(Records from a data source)
..............................

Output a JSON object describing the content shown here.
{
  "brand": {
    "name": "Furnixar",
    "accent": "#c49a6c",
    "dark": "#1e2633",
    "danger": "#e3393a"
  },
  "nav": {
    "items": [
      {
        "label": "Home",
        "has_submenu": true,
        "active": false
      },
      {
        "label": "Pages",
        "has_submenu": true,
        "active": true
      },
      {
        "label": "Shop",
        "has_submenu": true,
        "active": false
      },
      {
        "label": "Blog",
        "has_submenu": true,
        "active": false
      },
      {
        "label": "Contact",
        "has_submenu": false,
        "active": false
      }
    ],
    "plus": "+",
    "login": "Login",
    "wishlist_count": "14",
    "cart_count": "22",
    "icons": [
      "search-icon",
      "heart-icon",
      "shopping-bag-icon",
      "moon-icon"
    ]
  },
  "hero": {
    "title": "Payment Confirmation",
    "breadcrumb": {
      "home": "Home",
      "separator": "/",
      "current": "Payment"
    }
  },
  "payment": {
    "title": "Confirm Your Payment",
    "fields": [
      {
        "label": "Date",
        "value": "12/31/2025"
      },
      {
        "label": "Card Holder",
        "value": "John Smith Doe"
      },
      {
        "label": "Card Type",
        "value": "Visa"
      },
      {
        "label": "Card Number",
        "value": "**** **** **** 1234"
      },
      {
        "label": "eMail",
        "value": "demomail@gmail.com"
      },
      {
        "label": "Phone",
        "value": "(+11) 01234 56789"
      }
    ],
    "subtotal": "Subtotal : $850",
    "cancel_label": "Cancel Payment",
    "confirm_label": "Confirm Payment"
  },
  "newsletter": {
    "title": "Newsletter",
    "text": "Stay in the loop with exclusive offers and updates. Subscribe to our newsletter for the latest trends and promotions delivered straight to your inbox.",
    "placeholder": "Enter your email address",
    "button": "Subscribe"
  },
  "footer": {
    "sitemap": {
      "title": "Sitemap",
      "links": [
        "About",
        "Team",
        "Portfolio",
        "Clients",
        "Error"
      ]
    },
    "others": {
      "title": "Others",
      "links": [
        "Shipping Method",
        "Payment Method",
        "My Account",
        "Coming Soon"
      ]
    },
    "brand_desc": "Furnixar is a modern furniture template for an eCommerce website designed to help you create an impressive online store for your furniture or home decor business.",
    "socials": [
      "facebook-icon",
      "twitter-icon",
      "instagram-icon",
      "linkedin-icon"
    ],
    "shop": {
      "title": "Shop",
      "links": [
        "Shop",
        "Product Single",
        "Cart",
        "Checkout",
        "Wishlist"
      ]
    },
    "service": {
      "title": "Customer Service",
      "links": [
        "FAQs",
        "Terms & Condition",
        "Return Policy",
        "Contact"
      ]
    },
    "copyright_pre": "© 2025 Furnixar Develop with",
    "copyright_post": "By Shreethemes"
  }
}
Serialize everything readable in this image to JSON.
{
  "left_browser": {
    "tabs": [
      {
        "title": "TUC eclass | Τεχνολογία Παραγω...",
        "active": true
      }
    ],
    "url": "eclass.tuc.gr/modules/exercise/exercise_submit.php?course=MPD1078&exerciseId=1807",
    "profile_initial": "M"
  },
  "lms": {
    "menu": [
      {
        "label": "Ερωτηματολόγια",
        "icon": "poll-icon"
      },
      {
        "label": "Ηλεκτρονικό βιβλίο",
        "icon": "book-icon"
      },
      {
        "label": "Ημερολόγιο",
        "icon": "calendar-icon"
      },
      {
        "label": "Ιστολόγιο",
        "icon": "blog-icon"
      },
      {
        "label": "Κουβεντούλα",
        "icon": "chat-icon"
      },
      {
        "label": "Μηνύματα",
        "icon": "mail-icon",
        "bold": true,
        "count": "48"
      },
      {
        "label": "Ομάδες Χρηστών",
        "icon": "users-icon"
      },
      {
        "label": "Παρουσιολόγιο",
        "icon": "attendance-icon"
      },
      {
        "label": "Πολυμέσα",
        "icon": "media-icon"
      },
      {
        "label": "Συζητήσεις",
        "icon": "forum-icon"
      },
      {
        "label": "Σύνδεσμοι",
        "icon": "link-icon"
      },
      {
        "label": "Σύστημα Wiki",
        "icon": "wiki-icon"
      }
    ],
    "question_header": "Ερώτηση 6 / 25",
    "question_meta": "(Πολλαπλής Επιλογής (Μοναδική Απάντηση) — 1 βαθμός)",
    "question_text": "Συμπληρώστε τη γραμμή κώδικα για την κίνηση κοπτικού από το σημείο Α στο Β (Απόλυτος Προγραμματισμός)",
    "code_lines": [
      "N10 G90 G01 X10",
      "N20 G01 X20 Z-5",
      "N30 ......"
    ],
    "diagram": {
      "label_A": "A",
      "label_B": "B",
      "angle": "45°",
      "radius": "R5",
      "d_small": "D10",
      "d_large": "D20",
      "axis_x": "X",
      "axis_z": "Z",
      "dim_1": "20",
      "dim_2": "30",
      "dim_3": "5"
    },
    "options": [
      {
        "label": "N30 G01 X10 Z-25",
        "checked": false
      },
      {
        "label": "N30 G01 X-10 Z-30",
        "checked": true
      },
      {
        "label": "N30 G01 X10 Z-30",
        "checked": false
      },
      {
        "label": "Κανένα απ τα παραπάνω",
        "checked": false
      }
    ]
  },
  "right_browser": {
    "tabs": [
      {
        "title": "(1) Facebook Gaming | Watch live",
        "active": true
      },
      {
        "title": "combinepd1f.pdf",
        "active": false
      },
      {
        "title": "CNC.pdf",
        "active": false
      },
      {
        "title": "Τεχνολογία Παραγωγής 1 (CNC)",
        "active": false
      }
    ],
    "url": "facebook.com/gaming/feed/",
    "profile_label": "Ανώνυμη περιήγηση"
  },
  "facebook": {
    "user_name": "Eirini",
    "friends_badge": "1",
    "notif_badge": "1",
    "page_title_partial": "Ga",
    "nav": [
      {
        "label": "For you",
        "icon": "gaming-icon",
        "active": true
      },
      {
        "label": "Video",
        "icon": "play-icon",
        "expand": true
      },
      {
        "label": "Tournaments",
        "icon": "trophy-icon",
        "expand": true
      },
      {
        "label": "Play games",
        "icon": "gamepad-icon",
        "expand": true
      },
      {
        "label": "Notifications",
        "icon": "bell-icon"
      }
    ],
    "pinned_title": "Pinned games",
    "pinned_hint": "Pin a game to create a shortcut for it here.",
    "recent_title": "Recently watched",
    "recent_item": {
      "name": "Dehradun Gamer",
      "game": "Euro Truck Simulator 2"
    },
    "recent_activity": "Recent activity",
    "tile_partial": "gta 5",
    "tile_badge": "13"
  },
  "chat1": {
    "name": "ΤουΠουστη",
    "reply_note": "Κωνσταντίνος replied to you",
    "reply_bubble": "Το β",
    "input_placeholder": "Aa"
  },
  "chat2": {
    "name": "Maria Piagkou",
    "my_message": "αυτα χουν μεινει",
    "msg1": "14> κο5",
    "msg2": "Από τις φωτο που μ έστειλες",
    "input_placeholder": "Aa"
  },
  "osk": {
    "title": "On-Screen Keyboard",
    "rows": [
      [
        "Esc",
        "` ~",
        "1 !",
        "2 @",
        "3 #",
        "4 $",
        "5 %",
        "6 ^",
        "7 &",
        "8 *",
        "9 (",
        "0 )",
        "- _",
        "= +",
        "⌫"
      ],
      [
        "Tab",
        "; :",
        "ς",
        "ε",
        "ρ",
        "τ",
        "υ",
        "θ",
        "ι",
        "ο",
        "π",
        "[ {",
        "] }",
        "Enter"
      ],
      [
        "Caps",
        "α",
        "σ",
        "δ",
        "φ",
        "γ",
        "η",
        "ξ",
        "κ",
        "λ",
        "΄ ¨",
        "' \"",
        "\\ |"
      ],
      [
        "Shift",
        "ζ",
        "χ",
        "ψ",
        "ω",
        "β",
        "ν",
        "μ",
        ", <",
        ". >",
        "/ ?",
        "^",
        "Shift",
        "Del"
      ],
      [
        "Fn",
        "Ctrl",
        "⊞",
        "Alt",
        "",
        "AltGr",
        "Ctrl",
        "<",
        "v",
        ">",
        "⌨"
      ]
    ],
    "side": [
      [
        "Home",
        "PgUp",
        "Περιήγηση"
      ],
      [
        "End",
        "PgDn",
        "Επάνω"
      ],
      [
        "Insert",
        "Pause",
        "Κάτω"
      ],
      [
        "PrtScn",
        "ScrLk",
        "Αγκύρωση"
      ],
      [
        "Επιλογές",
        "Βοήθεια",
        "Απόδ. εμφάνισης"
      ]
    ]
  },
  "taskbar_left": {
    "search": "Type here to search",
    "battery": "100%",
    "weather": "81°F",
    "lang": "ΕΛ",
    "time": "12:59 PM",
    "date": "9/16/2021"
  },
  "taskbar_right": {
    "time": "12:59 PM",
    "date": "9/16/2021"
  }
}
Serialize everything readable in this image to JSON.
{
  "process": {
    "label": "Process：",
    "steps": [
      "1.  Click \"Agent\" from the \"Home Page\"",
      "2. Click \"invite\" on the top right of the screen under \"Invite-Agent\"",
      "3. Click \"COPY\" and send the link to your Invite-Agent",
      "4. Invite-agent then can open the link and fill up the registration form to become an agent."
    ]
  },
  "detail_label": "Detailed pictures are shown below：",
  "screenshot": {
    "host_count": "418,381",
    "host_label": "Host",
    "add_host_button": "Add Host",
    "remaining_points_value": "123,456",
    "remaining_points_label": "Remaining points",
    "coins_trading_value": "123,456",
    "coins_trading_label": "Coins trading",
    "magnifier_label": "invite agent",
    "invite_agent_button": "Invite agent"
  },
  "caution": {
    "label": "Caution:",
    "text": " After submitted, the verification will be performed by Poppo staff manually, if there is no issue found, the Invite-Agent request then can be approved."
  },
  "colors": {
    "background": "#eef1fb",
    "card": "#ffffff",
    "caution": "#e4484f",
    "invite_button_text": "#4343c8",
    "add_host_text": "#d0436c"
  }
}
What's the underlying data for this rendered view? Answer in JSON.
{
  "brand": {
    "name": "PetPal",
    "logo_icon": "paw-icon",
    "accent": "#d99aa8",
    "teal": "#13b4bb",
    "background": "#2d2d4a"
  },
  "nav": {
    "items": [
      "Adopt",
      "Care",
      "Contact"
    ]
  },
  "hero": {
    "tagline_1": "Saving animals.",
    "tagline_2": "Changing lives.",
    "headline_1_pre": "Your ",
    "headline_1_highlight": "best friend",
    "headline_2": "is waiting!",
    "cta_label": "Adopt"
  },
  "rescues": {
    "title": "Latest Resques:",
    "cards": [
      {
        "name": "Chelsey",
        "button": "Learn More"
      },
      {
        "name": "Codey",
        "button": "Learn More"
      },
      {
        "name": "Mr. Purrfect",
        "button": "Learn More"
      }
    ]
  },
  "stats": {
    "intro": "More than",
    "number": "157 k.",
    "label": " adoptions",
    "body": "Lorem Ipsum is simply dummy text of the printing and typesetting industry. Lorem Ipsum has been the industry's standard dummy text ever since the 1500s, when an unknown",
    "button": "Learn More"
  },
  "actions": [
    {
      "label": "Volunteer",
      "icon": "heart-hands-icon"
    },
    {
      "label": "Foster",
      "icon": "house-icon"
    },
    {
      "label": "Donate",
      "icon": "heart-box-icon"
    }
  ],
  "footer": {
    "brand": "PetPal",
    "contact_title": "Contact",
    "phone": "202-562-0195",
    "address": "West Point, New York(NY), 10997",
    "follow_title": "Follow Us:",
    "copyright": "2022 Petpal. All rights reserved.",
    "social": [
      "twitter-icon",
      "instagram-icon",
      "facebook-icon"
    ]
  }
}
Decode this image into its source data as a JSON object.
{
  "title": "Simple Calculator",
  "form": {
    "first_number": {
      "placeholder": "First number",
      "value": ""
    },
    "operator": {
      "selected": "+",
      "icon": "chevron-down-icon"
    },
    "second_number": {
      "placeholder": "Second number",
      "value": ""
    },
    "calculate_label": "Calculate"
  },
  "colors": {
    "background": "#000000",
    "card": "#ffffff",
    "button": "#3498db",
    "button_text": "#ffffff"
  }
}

..............................

What you should do: Reproduce, exactly and with nothing added, the lines from the one that includes "Decode this image" through the last line of the material.

Written answer:
Decode this image into its source data as a JSON object.
{
  "title": "Simple Calculator",
  "form": {
    "first_number": {
      "placeholder": "First number",
      "value": ""
    },
    "operator": {
      "selected": "+",
      "icon": "chevron-down-icon"
    },
    "second_number": {
      "placeholder": "Second number",
      "value": ""
    },
    "calculate_label": "Calculate"
  },
  "colors": {
    "background": "#000000",
    "card": "#ffffff",
    "button": "#3498db",
    "button_text": "#ffffff"
  }
}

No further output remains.